- **DATASET ROWS**:
+ + + +
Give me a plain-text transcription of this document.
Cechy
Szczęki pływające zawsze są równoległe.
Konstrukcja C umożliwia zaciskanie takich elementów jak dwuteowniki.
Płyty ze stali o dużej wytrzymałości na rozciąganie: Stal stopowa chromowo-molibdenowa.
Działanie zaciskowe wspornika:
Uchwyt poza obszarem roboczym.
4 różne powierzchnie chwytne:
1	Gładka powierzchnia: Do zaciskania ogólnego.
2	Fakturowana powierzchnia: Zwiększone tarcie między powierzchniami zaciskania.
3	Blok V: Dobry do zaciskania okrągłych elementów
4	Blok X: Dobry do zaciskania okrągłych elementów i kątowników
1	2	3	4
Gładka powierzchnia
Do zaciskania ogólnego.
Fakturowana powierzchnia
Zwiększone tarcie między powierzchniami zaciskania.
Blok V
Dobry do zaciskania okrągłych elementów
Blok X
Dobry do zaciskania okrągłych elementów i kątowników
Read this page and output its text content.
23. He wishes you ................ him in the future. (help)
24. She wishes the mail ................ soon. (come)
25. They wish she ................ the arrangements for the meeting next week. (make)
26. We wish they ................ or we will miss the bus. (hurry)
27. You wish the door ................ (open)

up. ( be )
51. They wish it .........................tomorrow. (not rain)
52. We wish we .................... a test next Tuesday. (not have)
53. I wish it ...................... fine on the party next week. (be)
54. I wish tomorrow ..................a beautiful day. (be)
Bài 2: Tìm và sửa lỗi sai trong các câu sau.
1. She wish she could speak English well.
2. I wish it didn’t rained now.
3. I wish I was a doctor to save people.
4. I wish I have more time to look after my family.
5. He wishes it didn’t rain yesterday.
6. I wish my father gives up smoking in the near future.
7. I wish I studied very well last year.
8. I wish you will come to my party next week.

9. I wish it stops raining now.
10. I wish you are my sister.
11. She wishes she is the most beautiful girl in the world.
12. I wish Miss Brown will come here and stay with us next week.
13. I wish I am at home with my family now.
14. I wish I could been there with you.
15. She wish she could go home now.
+ + + +
Using the material above, print every entry exactly as written.

Give me a plain-text transcription of this document.
Cechy
Szczęki pływające zawsze są równoległe.
Konstrukcja C umożliwia zaciskanie takich elementów jak dwuteowniki.
Płyty ze stali o dużej wytrzymałości na rozciąganie: Stal stopowa chromowo-molibdenowa.
Działanie zaciskowe wspornika:
Uchwyt poza obszarem roboczym.
4 różne powierzchnie chwytne:
1	Gładka powierzchnia: Do zaciskania ogólnego.
2	Fakturowana powierzchnia: Zwiększone tarcie między powierzchniami zaciskania.
3	Blok V: Dobry do zaciskania okrągłych elementów
4	Blok X: Dobry do zaciskania okrągłych elementów i kątowników
1	2	3	4
Gładka powierzchnia
Do zaciskania ogólnego.
Fakturowana powierzchnia
Zwiększone tarcie między powierzchniami zaciskania.
Blok V
Dobry do zaciskania okrągłych elementów
Blok X
Dobry do zaciskania okrągłych elementów i kątowników
Read this page and output its text content.
23. He wishes you ................ him in the future. (help)
24. She wishes the mail ................ soon. (come)
25. They wish she ................ the arrangements for the meeting next week. (make)
26. We wish they ................ or we will miss the bus. (hurry)
27. You wish the door ................ (open)

up. ( be )
51. They wish it .........................tomorrow. (not rain)
52. We wish we .................... a test next Tuesday. (not have)
53. I wish it ...................... fine on the party next week. (be)
54. I wish tomorrow ..................a beautiful day. (be)
Bài 2: Tìm và sửa lỗi sai trong các câu sau.
1. She wish she could speak English well.
2. I wish it didn’t rained now.
3. I wish I was a doctor to save people.
4. I wish I have more time to look after my family.
5. He wishes it didn’t rain yesterday.
6. I wish my father gives up smoking in the near future.
7. I wish I studied very well last year.
8. I wish you will come to my party next week.

9. I wish it stops raining now.
10. I wish you are my sister.
11. She wishes she is the most beautiful girl in the world.
12. I wish Miss Brown will come here and stay with us next week.
13. I wish I am at home with my family now.
14. I wish I could been there with you.
15. She wish she could go home now.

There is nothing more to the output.